Your task is to copy the listing exactly, with the pictures left out.

====== Task data

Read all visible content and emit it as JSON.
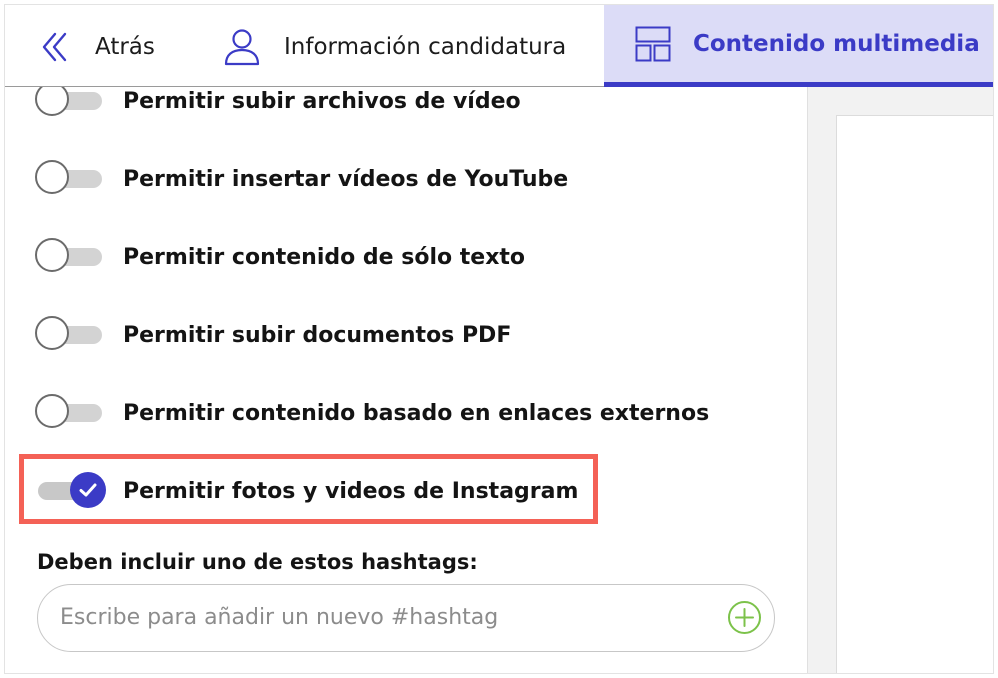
{
  "nav": {
    "back_label": "Atrás",
    "info_label": "Información candidatura",
    "media_label": "Contenido multimedia"
  },
  "options": [
    {
      "label": "Permitir subir archivos de vídeo",
      "enabled": false
    },
    {
      "label": "Permitir insertar vídeos de YouTube",
      "enabled": false
    },
    {
      "label": "Permitir contenido de sólo texto",
      "enabled": false
    },
    {
      "label": "Permitir subir documentos PDF",
      "enabled": false
    },
    {
      "label": "Permitir contenido basado en enlaces externos",
      "enabled": false
    },
    {
      "label": "Permitir fotos y videos de Instagram",
      "enabled": true
    }
  ],
  "hashtags": {
    "label": "Deben incluir uno de estos hashtags:",
    "placeholder": "Escribe para añadir un nuevo #hashtag"
  },
  "colors": {
    "accent": "#3b3bc6",
    "active_tab_bg": "#dcdcf7",
    "highlight": "#f46156",
    "add_icon": "#7cc24a"
  },
  "icons": {
    "back": "double-chevron-left-icon",
    "info": "user-icon",
    "media": "layout-grid-icon",
    "check": "check-icon",
    "add": "plus-circle-icon"
  }
}
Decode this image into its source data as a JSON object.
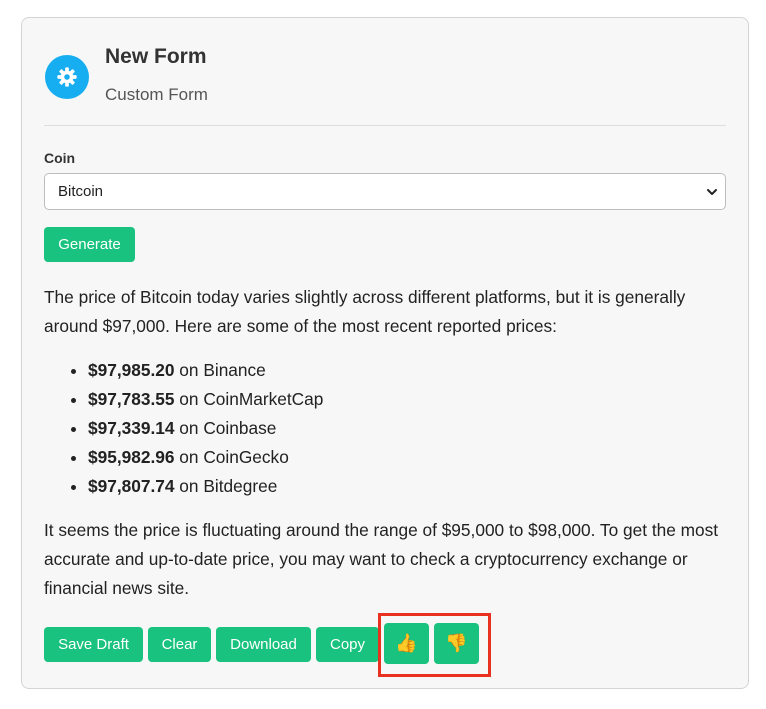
{
  "header": {
    "title": "New Form",
    "subtitle": "Custom Form",
    "icon": "gear-icon",
    "icon_color": "#16aef0"
  },
  "form": {
    "coin_label": "Coin",
    "coin_value": "Bitcoin",
    "generate_label": "Generate"
  },
  "result": {
    "intro": "The price of Bitcoin today varies slightly across different platforms, but it is generally around $97,000. Here are some of the most recent reported prices:",
    "prices": [
      {
        "price": "$97,985.20",
        "source": " on Binance"
      },
      {
        "price": "$97,783.55",
        "source": " on CoinMarketCap"
      },
      {
        "price": "$97,339.14",
        "source": " on Coinbase"
      },
      {
        "price": "$95,982.96",
        "source": " on CoinGecko"
      },
      {
        "price": "$97,807.74",
        "source": " on Bitdegree"
      }
    ],
    "conclusion": "It seems the price is fluctuating around the range of $95,000 to $98,000. To get the most accurate and up-to-date price, you may want to check a cryptocurrency exchange or financial news site."
  },
  "actions": {
    "save_draft": "Save Draft",
    "clear": "Clear",
    "download": "Download",
    "copy": "Copy",
    "thumbs_up": "👍",
    "thumbs_down": "👎"
  },
  "colors": {
    "accent": "#19c27e",
    "highlight": "#e8321f"
  }
}
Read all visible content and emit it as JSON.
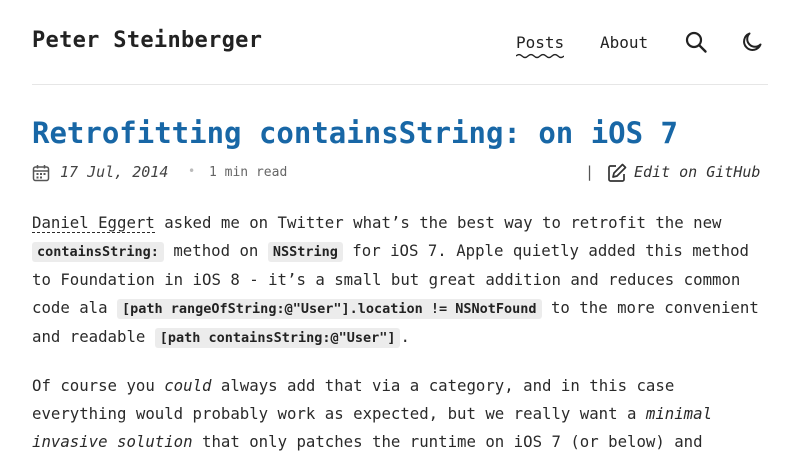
{
  "site": {
    "title": "Peter Steinberger"
  },
  "nav": {
    "posts": "Posts",
    "about": "About"
  },
  "post": {
    "title": "Retrofitting containsString: on iOS 7",
    "date": "17 Jul, 2014",
    "separator": "•",
    "read_time": "1 min read",
    "pipe": "|",
    "edit_label": "Edit on GitHub"
  },
  "body": {
    "p1": {
      "link": "Daniel Eggert",
      "t1": " asked me on Twitter what’s the best way to retrofit the new ",
      "c1": "containsString:",
      "t2": " method on ",
      "c2": "NSString",
      "t3": " for iOS 7. Apple quietly added this method to Foundation in iOS 8 - it’s a small but great addition and reduces common code ala ",
      "c3": "[path rangeOfString:@\"User\"].location != NSNotFound",
      "t4": " to the more convenient and readable ",
      "c4": "[path containsString:@\"User\"]",
      "t5": "."
    },
    "p2": {
      "t1": "Of course you ",
      "em1": "could",
      "t2": " always add that via a category, and in this case everything would probably work as expected, but we really want a ",
      "em2": "minimal invasive solution",
      "t3": " that only patches the runtime on iOS 7 (or below) and"
    }
  }
}
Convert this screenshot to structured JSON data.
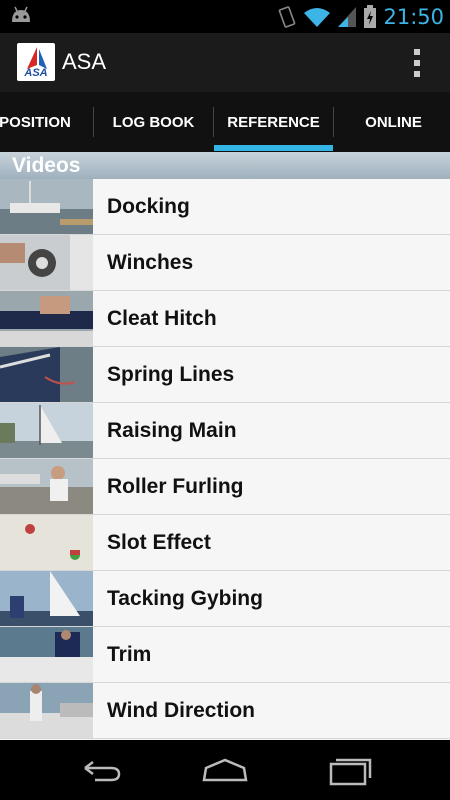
{
  "status": {
    "time": "21:50"
  },
  "app": {
    "title": "ASA",
    "logo_text": "ASA"
  },
  "tabs": [
    {
      "label": "POSITION"
    },
    {
      "label": "LOG BOOK"
    },
    {
      "label": "REFERENCE"
    },
    {
      "label": "ONLINE"
    }
  ],
  "section": {
    "title": "Videos"
  },
  "videos": [
    {
      "title": "Docking"
    },
    {
      "title": "Winches"
    },
    {
      "title": "Cleat Hitch"
    },
    {
      "title": "Spring Lines"
    },
    {
      "title": "Raising Main"
    },
    {
      "title": "Roller Furling"
    },
    {
      "title": "Slot Effect"
    },
    {
      "title": "Tacking Gybing"
    },
    {
      "title": "Trim"
    },
    {
      "title": "Wind Direction"
    }
  ],
  "colors": {
    "accent": "#33b5e5",
    "clock": "#3cb4e5"
  }
}
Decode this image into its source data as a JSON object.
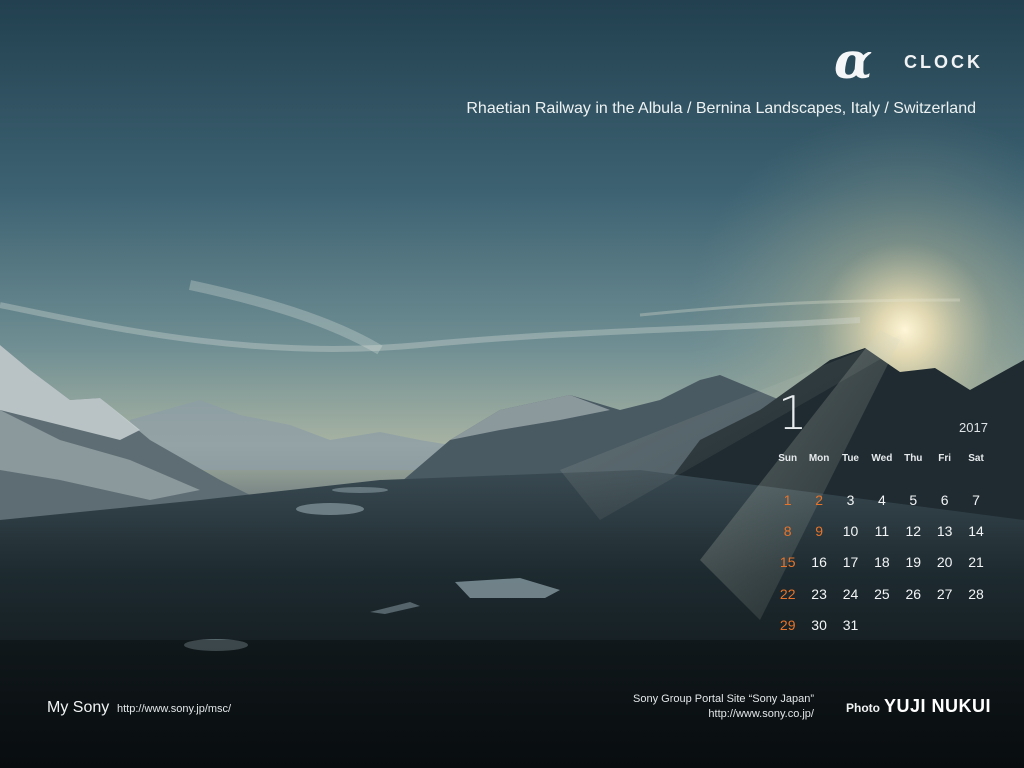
{
  "brand": {
    "logo_glyph": "α",
    "title": "CLOCK"
  },
  "caption": "Rhaetian Railway in the Albula / Bernina Landscapes, Italy / Switzerland",
  "calendar": {
    "month": "1",
    "year": "2017",
    "weekdays": [
      "Sun",
      "Mon",
      "Tue",
      "Wed",
      "Thu",
      "Fri",
      "Sat"
    ],
    "weeks": [
      [
        "1",
        "2",
        "3",
        "4",
        "5",
        "6",
        "7"
      ],
      [
        "8",
        "9",
        "10",
        "11",
        "12",
        "13",
        "14"
      ],
      [
        "15",
        "16",
        "17",
        "18",
        "19",
        "20",
        "21"
      ],
      [
        "22",
        "23",
        "24",
        "25",
        "26",
        "27",
        "28"
      ],
      [
        "29",
        "30",
        "31",
        "",
        "",
        "",
        ""
      ]
    ],
    "holidays": [
      "2",
      "9"
    ],
    "holiday_color": "#e8742a"
  },
  "footer": {
    "my_sony": "My Sony",
    "my_sony_url": "http://www.sony.jp/msc/",
    "portal_label": "Sony Group Portal Site “Sony Japan”",
    "portal_url": "http://www.sony.co.jp/",
    "photo_label": "Photo",
    "photographer": "YUJI NUKUI"
  }
}
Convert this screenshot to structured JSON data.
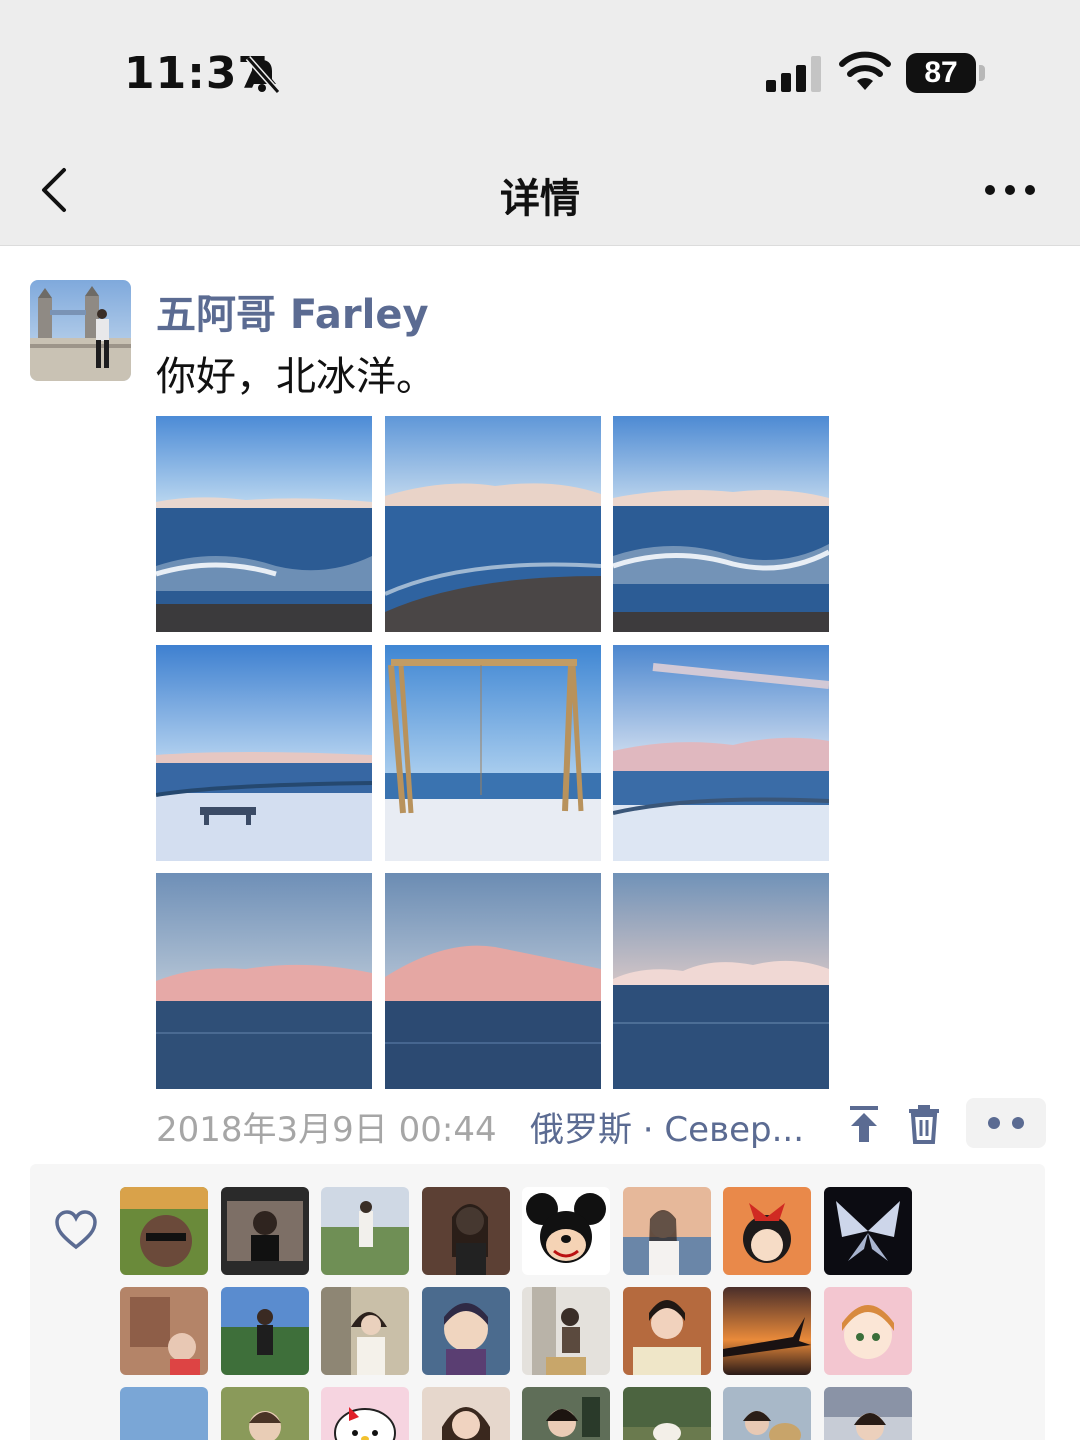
{
  "status_bar": {
    "time": "11:37",
    "battery": "87",
    "icons": [
      "bell-muted-icon",
      "signal-icon",
      "wifi-icon",
      "battery-icon"
    ]
  },
  "nav": {
    "back_icon": "chevron-left-icon",
    "title": "详情",
    "more_icon": "more-dots-icon"
  },
  "post": {
    "author": "五阿哥 Farley",
    "text": "你好，北冰洋。",
    "photo_count": 9,
    "timestamp": "2018年3月9日 00:44",
    "location": "俄罗斯 · Север...",
    "actions": [
      "pin-top-icon",
      "trash-icon",
      "comment-dots-icon"
    ]
  },
  "likes": {
    "icon": "heart-icon",
    "visible_avatar_count": 24
  },
  "colors": {
    "name_link": "#5b6b92",
    "timestamp": "#a6a6a6",
    "bar_bg": "#ededed",
    "likes_bg": "#f6f6f6"
  }
}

============

- [Answer to this problem]
Read all visible content and emit it as JSON.
{
  "nav": {
    "back_label": "Atrás",
    "info_label": "Información candidatura",
    "media_label": "Contenido multimedia"
  },
  "options": [
    {
      "label": "Permitir subir archivos de vídeo",
      "enabled": false
    },
    {
      "label": "Permitir insertar vídeos de YouTube",
      "enabled": false
    },
    {
      "label": "Permitir contenido de sólo texto",
      "enabled": false
    },
    {
      "label": "Permitir subir documentos PDF",
      "enabled": false
    },
    {
      "label": "Permitir contenido basado en enlaces externos",
      "enabled": false
    },
    {
      "label": "Permitir fotos y videos de Instagram",
      "enabled": true
    }
  ],
  "hashtags": {
    "label": "Deben incluir uno de estos hashtags:",
    "placeholder": "Escribe para añadir un nuevo #hashtag"
  },
  "colors": {
    "accent": "#3b3bc6",
    "active_tab_bg": "#dcdcf7",
    "highlight": "#f46156",
    "add_icon": "#7cc24a"
  },
  "icons": {
    "back": "double-chevron-left-icon",
    "info": "user-icon",
    "media": "layout-grid-icon",
    "check": "check-icon",
    "add": "plus-circle-icon"
  }
}
Decode this image into its source data as a JSON object.
{
  "header": {
    "title": "New Form",
    "subtitle": "Custom Form",
    "icon": "gear-icon",
    "icon_color": "#16aef0"
  },
  "form": {
    "coin_label": "Coin",
    "coin_value": "Bitcoin",
    "generate_label": "Generate"
  },
  "result": {
    "intro": "The price of Bitcoin today varies slightly across different platforms, but it is generally around $97,000. Here are some of the most recent reported prices:",
    "prices": [
      {
        "price": "$97,985.20",
        "source": " on Binance"
      },
      {
        "price": "$97,783.55",
        "source": " on CoinMarketCap"
      },
      {
        "price": "$97,339.14",
        "source": " on Coinbase"
      },
      {
        "price": "$95,982.96",
        "source": " on CoinGecko"
      },
      {
        "price": "$97,807.74",
        "source": " on Bitdegree"
      }
    ],
    "conclusion": "It seems the price is fluctuating around the range of $95,000 to $98,000. To get the most accurate and up-to-date price, you may want to check a cryptocurrency exchange or financial news site."
  },
  "actions": {
    "save_draft": "Save Draft",
    "clear": "Clear",
    "download": "Download",
    "copy": "Copy",
    "thumbs_up": "👍",
    "thumbs_down": "👎"
  },
  "colors": {
    "accent": "#19c27e",
    "highlight": "#e8321f"
  }
}
Read all visible content and emit it as JSON.
{
  "site": {
    "title": "Peter Steinberger"
  },
  "nav": {
    "posts": "Posts",
    "about": "About"
  },
  "post": {
    "title": "Retrofitting containsString: on iOS 7",
    "date": "17 Jul, 2014",
    "separator": "•",
    "read_time": "1 min read",
    "pipe": "|",
    "edit_label": "Edit on GitHub"
  },
  "body": {
    "p1": {
      "link": "Daniel Eggert",
      "t1": " asked me on Twitter what’s the best way to retrofit the new ",
      "c1": "containsString:",
      "t2": " method on ",
      "c2": "NSString",
      "t3": " for iOS 7. Apple quietly added this method to Foundation in iOS 8 - it’s a small but great addition and reduces common code ala ",
      "c3": "[path rangeOfString:@\"User\"].location != NSNotFound",
      "t4": " to the more convenient and readable ",
      "c4": "[path containsString:@\"User\"]",
      "t5": "."
    },
    "p2": {
      "t1": "Of course you ",
      "em1": "could",
      "t2": " always add that via a category, and in this case everything would probably work as expected, but we really want a ",
      "em2": "minimal invasive solution",
      "t3": " that only patches the runtime on iOS 7 (or below) and"
    }
  }
}
Convert this screenshot to structured JSON data.
{
  "status": {
    "time": "21:50"
  },
  "app": {
    "title": "ASA",
    "logo_text": "ASA"
  },
  "tabs": [
    {
      "label": "POSITION"
    },
    {
      "label": "LOG BOOK"
    },
    {
      "label": "REFERENCE"
    },
    {
      "label": "ONLINE"
    }
  ],
  "section": {
    "title": "Videos"
  },
  "videos": [
    {
      "title": "Docking"
    },
    {
      "title": "Winches"
    },
    {
      "title": "Cleat Hitch"
    },
    {
      "title": "Spring Lines"
    },
    {
      "title": "Raising Main"
    },
    {
      "title": "Roller Furling"
    },
    {
      "title": "Slot Effect"
    },
    {
      "title": "Tacking Gybing"
    },
    {
      "title": "Trim"
    },
    {
      "title": "Wind Direction"
    }
  ],
  "colors": {
    "accent": "#33b5e5",
    "clock": "#3cb4e5"
  }
}
Decode this image into its source data as a JSON object.
{
  "brand": {
    "logo_glyph": "α",
    "title": "CLOCK"
  },
  "caption": "Rhaetian Railway in the Albula / Bernina Landscapes, Italy / Switzerland",
  "calendar": {
    "month": "1",
    "year": "2017",
    "weekdays": [
      "Sun",
      "Mon",
      "Tue",
      "Wed",
      "Thu",
      "Fri",
      "Sat"
    ],
    "weeks": [
      [
        "1",
        "2",
        "3",
        "4",
        "5",
        "6",
        "7"
      ],
      [
        "8",
        "9",
        "10",
        "11",
        "12",
        "13",
        "14"
      ],
      [
        "15",
        "16",
        "17",
        "18",
        "19",
        "20",
        "21"
      ],
      [
        "22",
        "23",
        "24",
        "25",
        "26",
        "27",
        "28"
      ],
      [
        "29",
        "30",
        "31",
        "",
        "",
        "",
        ""
      ]
    ],
    "holidays": [
      "2",
      "9"
    ],
    "holiday_color": "#e8742a"
  },
  "footer": {
    "my_sony": "My Sony",
    "my_sony_url": "http://www.sony.jp/msc/",
    "portal_label": "Sony Group Portal Site “Sony Japan”",
    "portal_url": "http://www.sony.co.jp/",
    "photo_label": "Photo",
    "photographer": "YUJI NUKUI"
  }
}
Convert this screenshot to structured JSON data.
{
  "status_bar": {
    "time": "11:37",
    "battery": "87",
    "icons": [
      "bell-muted-icon",
      "signal-icon",
      "wifi-icon",
      "battery-icon"
    ]
  },
  "nav": {
    "back_icon": "chevron-left-icon",
    "title": "详情",
    "more_icon": "more-dots-icon"
  },
  "post": {
    "author": "五阿哥 Farley",
    "text": "你好，北冰洋。",
    "photo_count": 9,
    "timestamp": "2018年3月9日 00:44",
    "location": "俄罗斯 · Север...",
    "actions": [
      "pin-top-icon",
      "trash-icon",
      "comment-dots-icon"
    ]
  },
  "likes": {
    "icon": "heart-icon",
    "visible_avatar_count": 24
  },
  "colors": {
    "name_link": "#5b6b92",
    "timestamp": "#a6a6a6",
    "bar_bg": "#ededed",
    "likes_bg": "#f6f6f6"
  }
}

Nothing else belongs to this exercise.